The records that follow must be repeated verbatim, every one of them.
++++ Excerpted records ++++
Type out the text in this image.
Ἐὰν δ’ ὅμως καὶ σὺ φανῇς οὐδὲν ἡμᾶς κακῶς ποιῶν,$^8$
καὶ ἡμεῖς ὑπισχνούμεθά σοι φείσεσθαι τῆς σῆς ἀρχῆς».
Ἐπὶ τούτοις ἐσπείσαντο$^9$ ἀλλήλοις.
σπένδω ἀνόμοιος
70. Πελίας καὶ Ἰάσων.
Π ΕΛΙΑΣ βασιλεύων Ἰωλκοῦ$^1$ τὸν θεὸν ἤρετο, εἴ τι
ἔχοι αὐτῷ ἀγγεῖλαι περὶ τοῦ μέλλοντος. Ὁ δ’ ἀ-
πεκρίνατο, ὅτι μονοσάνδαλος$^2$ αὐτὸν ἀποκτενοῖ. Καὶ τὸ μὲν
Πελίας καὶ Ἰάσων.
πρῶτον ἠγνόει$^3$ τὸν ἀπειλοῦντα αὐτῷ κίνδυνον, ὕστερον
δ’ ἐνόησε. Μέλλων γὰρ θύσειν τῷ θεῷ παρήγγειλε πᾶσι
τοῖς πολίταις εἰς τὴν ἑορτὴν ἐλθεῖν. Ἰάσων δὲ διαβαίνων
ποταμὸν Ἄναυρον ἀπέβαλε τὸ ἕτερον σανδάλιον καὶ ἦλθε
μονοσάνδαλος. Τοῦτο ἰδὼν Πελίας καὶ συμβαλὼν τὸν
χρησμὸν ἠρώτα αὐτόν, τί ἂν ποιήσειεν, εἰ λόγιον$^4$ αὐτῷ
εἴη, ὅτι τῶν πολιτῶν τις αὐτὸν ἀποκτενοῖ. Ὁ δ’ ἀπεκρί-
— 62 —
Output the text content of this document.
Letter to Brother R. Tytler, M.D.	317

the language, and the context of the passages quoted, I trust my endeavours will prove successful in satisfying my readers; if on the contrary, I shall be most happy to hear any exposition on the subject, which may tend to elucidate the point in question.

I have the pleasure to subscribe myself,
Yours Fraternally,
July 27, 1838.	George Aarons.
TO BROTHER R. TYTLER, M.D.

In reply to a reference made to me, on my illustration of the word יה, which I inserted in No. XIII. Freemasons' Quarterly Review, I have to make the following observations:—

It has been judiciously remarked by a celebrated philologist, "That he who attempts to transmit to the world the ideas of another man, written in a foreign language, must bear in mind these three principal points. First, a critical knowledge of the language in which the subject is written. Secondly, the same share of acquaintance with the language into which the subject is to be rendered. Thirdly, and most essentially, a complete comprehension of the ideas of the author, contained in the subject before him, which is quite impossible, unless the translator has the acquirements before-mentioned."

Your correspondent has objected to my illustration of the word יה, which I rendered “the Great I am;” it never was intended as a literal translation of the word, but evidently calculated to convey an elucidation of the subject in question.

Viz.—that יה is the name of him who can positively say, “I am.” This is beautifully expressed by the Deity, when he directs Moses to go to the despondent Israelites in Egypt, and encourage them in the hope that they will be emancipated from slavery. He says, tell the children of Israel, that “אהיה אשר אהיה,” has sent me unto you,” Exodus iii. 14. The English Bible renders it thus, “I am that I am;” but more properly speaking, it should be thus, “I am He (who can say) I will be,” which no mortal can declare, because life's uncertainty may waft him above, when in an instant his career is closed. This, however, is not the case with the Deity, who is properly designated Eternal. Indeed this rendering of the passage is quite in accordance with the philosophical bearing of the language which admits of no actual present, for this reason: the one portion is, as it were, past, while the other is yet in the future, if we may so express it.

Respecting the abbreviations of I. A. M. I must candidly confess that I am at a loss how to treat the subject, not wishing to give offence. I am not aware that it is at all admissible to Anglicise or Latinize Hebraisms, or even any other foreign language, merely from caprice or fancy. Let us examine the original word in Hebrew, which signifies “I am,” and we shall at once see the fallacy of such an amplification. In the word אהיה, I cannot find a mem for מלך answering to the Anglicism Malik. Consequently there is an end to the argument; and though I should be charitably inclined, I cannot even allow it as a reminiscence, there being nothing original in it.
++++
**Full output**
Type out the text in this image.
Ἐὰν δ’ ὅμως καὶ σὺ φανῇς οὐδὲν ἡμᾶς κακῶς ποιῶν,$^8$
καὶ ἡμεῖς ὑπισχνούμεθά σοι φείσεσθαι τῆς σῆς ἀρχῆς».
Ἐπὶ τούτοις ἐσπείσαντο$^9$ ἀλλήλοις.
σπένδω ἀνόμοιος
70. Πελίας καὶ Ἰάσων.
Π ΕΛΙΑΣ βασιλεύων Ἰωλκοῦ$^1$ τὸν θεὸν ἤρετο, εἴ τι
ἔχοι αὐτῷ ἀγγεῖλαι περὶ τοῦ μέλλοντος. Ὁ δ’ ἀ-
πεκρίνατο, ὅτι μονοσάνδαλος$^2$ αὐτὸν ἀποκτενοῖ. Καὶ τὸ μὲν
Πελίας καὶ Ἰάσων.
πρῶτον ἠγνόει$^3$ τὸν ἀπειλοῦντα αὐτῷ κίνδυνον, ὕστερον
δ’ ἐνόησε. Μέλλων γὰρ θύσειν τῷ θεῷ παρήγγειλε πᾶσι
τοῖς πολίταις εἰς τὴν ἑορτὴν ἐλθεῖν. Ἰάσων δὲ διαβαίνων
ποταμὸν Ἄναυρον ἀπέβαλε τὸ ἕτερον σανδάλιον καὶ ἦλθε
μονοσάνδαλος. Τοῦτο ἰδὼν Πελίας καὶ συμβαλὼν τὸν
χρησμὸν ἠρώτα αὐτόν, τί ἂν ποιήσειεν, εἰ λόγιον$^4$ αὐτῷ
εἴη, ὅτι τῶν πολιτῶν τις αὐτὸν ἀποκτενοῖ. Ὁ δ’ ἀπεκρί-
— 62 —
Output the text content of this document.
Letter to Brother R. Tytler, M.D.	317

the language, and the context of the passages quoted, I trust my endeavours will prove successful in satisfying my readers; if on the contrary, I shall be most happy to hear any exposition on the subject, which may tend to elucidate the point in question.

I have the pleasure to subscribe myself,
Yours Fraternally,
July 27, 1838.	George Aarons.
TO BROTHER R. TYTLER, M.D.

In reply to a reference made to me, on my illustration of the word יה, which I inserted in No. XIII. Freemasons' Quarterly Review, I have to make the following observations:—

It has been judiciously remarked by a celebrated philologist, "That he who attempts to transmit to the world the ideas of another man, written in a foreign language, must bear in mind these three principal points. First, a critical knowledge of the language in which the subject is written. Secondly, the same share of acquaintance with the language into which the subject is to be rendered. Thirdly, and most essentially, a complete comprehension of the ideas of the author, contained in the subject before him, which is quite impossible, unless the translator has the acquirements before-mentioned."

Your correspondent has objected to my illustration of the word יה, which I rendered “the Great I am;” it never was intended as a literal translation of the word, but evidently calculated to convey an elucidation of the subject in question.

Viz.—that יה is the name of him who can positively say, “I am.” This is beautifully expressed by the Deity, when he directs Moses to go to the despondent Israelites in Egypt, and encourage them in the hope that they will be emancipated from slavery. He says, tell the children of Israel, that “אהיה אשר אהיה,” has sent me unto you,” Exodus iii. 14. The English Bible renders it thus, “I am that I am;” but more properly speaking, it should be thus, “I am He (who can say) I will be,” which no mortal can declare, because life's uncertainty may waft him above, when in an instant his career is closed. This, however, is not the case with the Deity, who is properly designated Eternal. Indeed this rendering of the passage is quite in accordance with the philosophical bearing of the language which admits of no actual present, for this reason: the one portion is, as it were, past, while the other is yet in the future, if we may so express it.

Respecting the abbreviations of I. A. M. I must candidly confess that I am at a loss how to treat the subject, not wishing to give offence. I am not aware that it is at all admissible to Anglicise or Latinize Hebraisms, or even any other foreign language, merely from caprice or fancy. Let us examine the original word in Hebrew, which signifies “I am,” and we shall at once see the fallacy of such an amplification. In the word אהיה, I cannot find a mem for מלך answering to the Anglicism Malik. Consequently there is an end to the argument; and though I should be charitably inclined, I cannot even allow it as a reminiscence, there being nothing original in it.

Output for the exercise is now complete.